» Given exercise
Search the material for "overline" and show all lines that contain it.

» Data to process

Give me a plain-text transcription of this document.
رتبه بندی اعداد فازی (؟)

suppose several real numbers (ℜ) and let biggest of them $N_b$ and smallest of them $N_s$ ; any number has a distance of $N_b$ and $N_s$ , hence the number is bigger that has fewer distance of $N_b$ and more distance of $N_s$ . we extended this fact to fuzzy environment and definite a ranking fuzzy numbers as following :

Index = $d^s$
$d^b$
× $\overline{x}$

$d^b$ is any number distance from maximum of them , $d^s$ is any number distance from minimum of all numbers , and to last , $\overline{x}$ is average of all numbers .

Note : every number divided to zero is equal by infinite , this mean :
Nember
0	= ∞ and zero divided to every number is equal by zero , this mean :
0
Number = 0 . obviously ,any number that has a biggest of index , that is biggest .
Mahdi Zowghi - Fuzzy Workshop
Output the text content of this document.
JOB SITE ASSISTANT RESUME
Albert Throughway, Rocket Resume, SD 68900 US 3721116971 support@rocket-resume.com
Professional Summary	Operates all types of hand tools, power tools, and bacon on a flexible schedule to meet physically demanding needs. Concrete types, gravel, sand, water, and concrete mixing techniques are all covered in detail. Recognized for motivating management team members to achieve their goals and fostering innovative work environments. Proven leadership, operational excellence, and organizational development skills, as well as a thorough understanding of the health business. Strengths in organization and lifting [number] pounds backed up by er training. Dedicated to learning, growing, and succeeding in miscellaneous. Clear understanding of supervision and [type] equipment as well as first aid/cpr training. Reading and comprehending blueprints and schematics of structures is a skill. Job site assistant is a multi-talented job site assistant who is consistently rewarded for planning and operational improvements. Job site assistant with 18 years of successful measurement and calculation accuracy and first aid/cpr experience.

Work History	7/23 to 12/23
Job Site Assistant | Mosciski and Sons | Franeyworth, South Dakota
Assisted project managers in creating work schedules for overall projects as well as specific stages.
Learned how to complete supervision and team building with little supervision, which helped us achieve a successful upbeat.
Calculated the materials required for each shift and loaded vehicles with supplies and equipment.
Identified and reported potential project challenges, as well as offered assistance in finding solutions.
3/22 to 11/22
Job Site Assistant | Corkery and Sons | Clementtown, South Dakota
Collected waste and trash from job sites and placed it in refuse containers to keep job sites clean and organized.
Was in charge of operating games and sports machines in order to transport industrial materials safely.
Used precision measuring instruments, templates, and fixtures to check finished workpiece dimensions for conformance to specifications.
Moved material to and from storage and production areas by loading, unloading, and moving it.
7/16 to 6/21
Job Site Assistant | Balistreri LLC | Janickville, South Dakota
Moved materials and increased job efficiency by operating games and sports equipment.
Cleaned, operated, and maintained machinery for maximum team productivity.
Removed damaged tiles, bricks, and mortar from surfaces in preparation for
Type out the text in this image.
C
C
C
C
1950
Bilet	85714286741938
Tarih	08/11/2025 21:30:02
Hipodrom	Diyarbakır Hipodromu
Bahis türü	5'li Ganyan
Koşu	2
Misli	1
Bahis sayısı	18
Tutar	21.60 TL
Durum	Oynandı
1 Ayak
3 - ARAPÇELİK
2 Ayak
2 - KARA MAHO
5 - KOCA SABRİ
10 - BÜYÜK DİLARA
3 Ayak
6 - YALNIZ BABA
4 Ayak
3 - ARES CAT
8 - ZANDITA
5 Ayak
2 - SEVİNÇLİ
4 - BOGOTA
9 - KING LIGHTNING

» Solution to the exercise
× $\overline{x}$
$d^b$ is any number distance from maximum of them , $d^s$ is any number distance from minimum of all numbers , and to last , $\overline{x}$ is average of all numbers .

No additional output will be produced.